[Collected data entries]
•••••

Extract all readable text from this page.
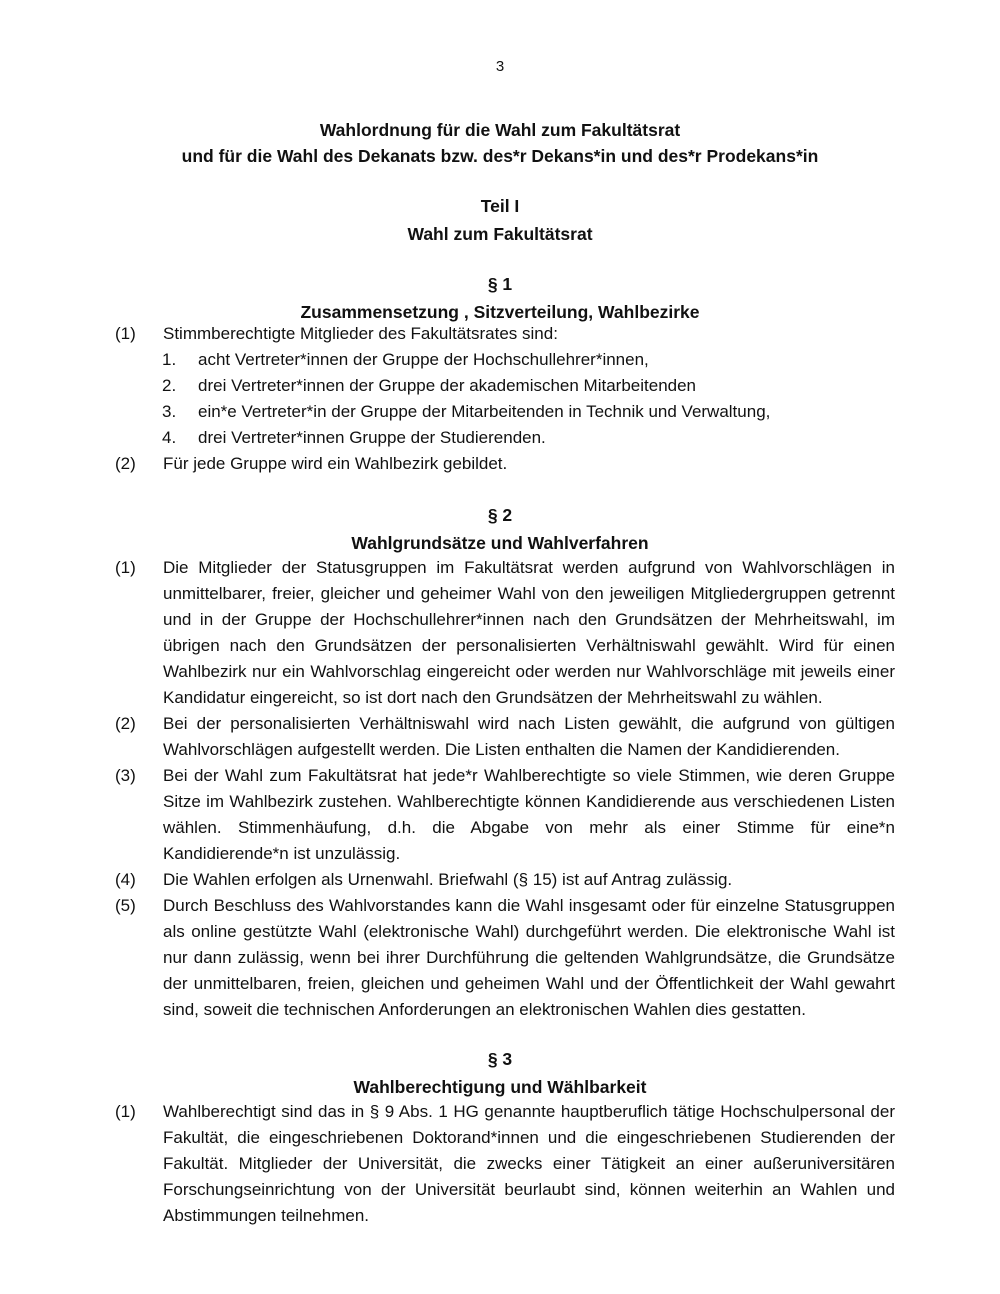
3
Wahlordnung für die Wahl zum Fakultätsrat
und für die Wahl des Dekanats bzw. des*r Dekans*in und des*r Prodekans*in
Teil I
Wahl zum Fakultätsrat
§ 1
Zusammensetzung , Sitzverteilung, Wahlbezirke
(1)	Stimmberechtigte Mitglieder des Fakultätsrates sind:
1.	acht Vertreter*innen der Gruppe der Hochschullehrer*innen,
2.	drei Vertreter*innen der Gruppe der akademischen Mitarbeitenden
3.	ein*e Vertreter*in der Gruppe der Mitarbeitenden in Technik und Verwaltung,
4.	drei Vertreter*innen Gruppe der Studierenden.
(2)	Für jede Gruppe wird ein Wahlbezirk gebildet.
§ 2
Wahlgrundsätze und Wahlverfahren
(1)	Die Mitglieder der Statusgruppen im Fakultätsrat werden aufgrund von Wahlvorschlägen in unmittelbarer, freier, gleicher und geheimer Wahl von den jeweiligen Mitgliedergruppen getrennt und in der Gruppe der Hochschullehrer*innen nach den Grundsätzen der Mehrheitswahl, im übrigen nach den Grundsätzen der personalisierten Verhältniswahl gewählt. Wird für einen Wahlbezirk nur ein Wahlvorschlag eingereicht oder werden nur Wahlvorschläge mit jeweils einer Kandidatur eingereicht, so ist dort nach den Grundsätzen der Mehrheitswahl zu wählen.
(2)	Bei der personalisierten Verhältniswahl wird nach Listen gewählt, die aufgrund von gültigen Wahlvorschlägen aufgestellt werden. Die Listen enthalten die Namen der Kandidierenden.
(3)	Bei der Wahl zum Fakultätsrat hat jede*r Wahlberechtigte so viele Stimmen, wie deren Gruppe Sitze im Wahlbezirk zustehen. Wahlberechtigte können Kandidierende aus verschiedenen Listen wählen. Stimmenhäufung, d.h. die Abgabe von mehr als einer Stimme für eine*n Kandidierende*n ist unzulässig.
(4)	Die Wahlen erfolgen als Urnenwahl. Briefwahl (§ 15) ist auf Antrag zulässig.
(5)	Durch Beschluss des Wahlvorstandes kann die Wahl insgesamt oder für einzelne Statusgruppen als online gestützte Wahl (elektronische Wahl) durchgeführt werden. Die elektronische Wahl ist nur dann zulässig, wenn bei ihrer Durchführung die geltenden Wahlgrundsätze, die Grundsätze der unmittelbaren, freien, gleichen und geheimen Wahl und der Öffentlichkeit der Wahl gewahrt sind, soweit die technischen Anforderungen an elektronischen Wahlen dies gestatten.
§ 3
Wahlberechtigung und Wählbarkeit
(1)	Wahlberechtigt sind das in § 9 Abs. 1 HG genannte hauptberuflich tätige Hochschulpersonal der Fakultät, die eingeschriebenen Doktorand*innen und die eingeschriebenen Studierenden der Fakultät. Mitglieder der Universität, die zwecks einer Tätigkeit an einer außeruniversitären Forschungseinrichtung von der Universität beurlaubt sind, können weiterhin an Wahlen und Abstimmungen teilnehmen.
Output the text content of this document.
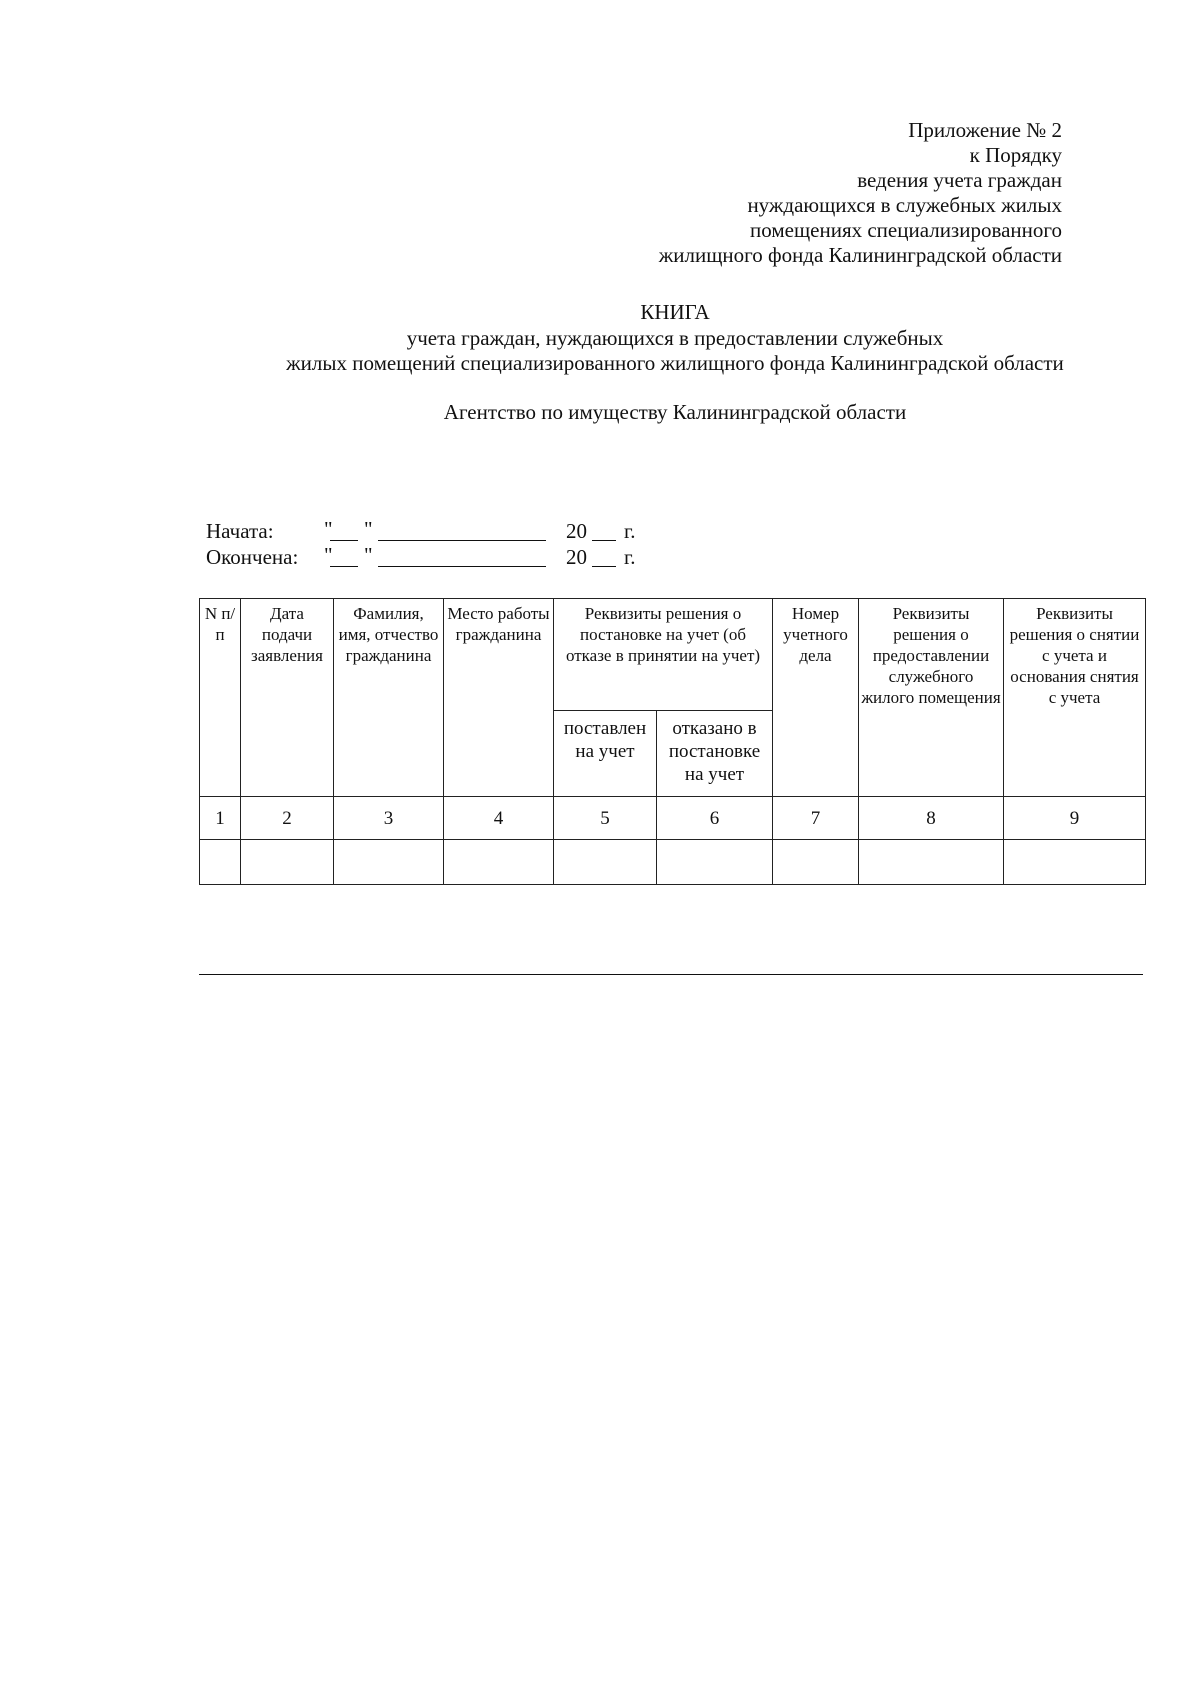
Приложение № 2
к Порядку
ведения учета граждан
нуждающихся в служебных жилых
помещениях специализированного
жилищного фонда Калининградской области
КНИГА
учета граждан, нуждающихся в предоставлении служебных
жилых помещений специализированного жилищного фонда Калининградской области
Агентство по имуществу Калининградской области
Начата: " "	20 г.
Окончена: " "	20 г.
N п/п	Дата подачи заявления	Фамилия, имя, отчество гражданина	Место работы гражданина	Реквизиты решения о постановке на учет (об отказе в принятии на учет)		Номер учетного дела	Реквизиты решения о предоставлении служебного жилого помещения	Реквизиты решения о снятии с учета и основания снятия с учета
				поставлен на учет	отказано в постановке на учет			
1	2	3	4	5	6	7	8	9
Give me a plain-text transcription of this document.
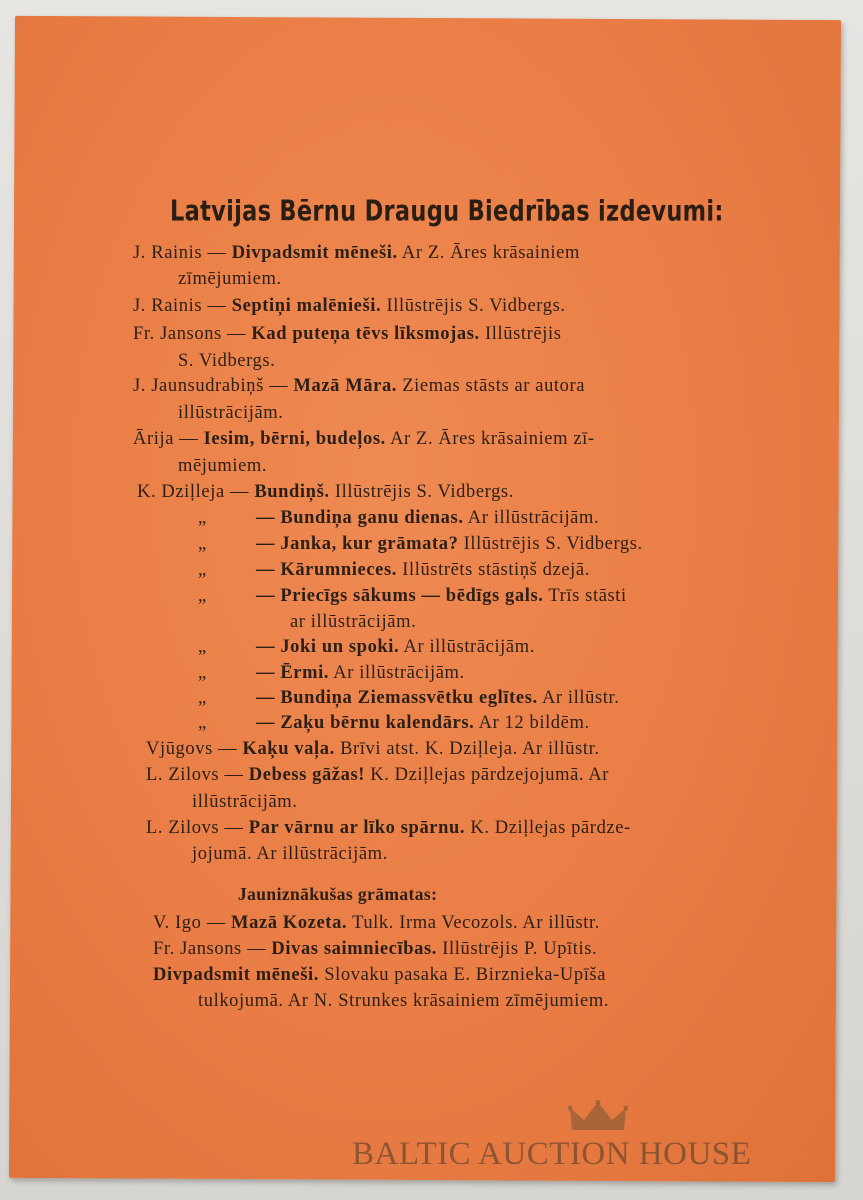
Latvijas Bērnu Draugu Biedrības izdevumi:
J. Rainis — Divpadsmit mēneši. Ar Z. Āres krāsainiem
zīmējumiem.
J. Rainis — Septiņi malēnieši. Illūstrējis S. Vidbergs.
Fr. Jansons — Kad puteņa tēvs līksmojas. Illūstrējis
S. Vidbergs.
J. Jaunsudrabiņš — Mazā Māra. Ziemas stāsts ar autora
illūstrācijām.
Ārija — Iesim, bērni, budeļos. Ar Z. Āres krāsainiem zī-
mējumiem.
K. Dziļleja — Bundiņš. Illūstrējis S. Vidbergs.
„	— Bundiņa ganu dienas. Ar illūstrācijām.
„	— Janka, kur grāmata? Illūstrējis S. Vidbergs.
„	— Kārumnieces. Illūstrēts stāstiņš dzejā.
„	— Priecīgs sākums — bēdīgs gals. Trīs stāsti
ar illūstrācijām.
„	— Joki un spoki. Ar illūstrācijām.
„	— Ērmi. Ar illūstrācijām.
„	— Bundiņa Ziemassvētku eglītes. Ar illūstr.
„	— Zaķu bērnu kalendārs. Ar 12 bildēm.
Vjūgovs — Kaķu vaļa. Brīvi atst. K. Dziļleja. Ar illūstr.
L. Zilovs — Debess gāžas! K. Dziļlejas pārdzejojumā. Ar
illūstrācijām.
L. Zilovs — Par vārnu ar līko spārnu. K. Dziļlejas pārdze-
jojumā. Ar illūstrācijām.
Jauniznākušas grāmatas:
V. Igo — Mazā Kozeta. Tulk. Irma Vecozols. Ar illūstr.
Fr. Jansons — Divas saimniecības. Illūstrējis P. Upītis.
Divpadsmit mēneši. Slovaku pasaka E. Birznieka-Upīša
tulkojumā. Ar N. Strunkes krāsainiem zīmējumiem.
BALTIC AUCTION HOUSE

•••••

Aim of the exercise: Report the number of lines in the entries above that include the string "специализированного". Give nothing but the number.

Task output: 2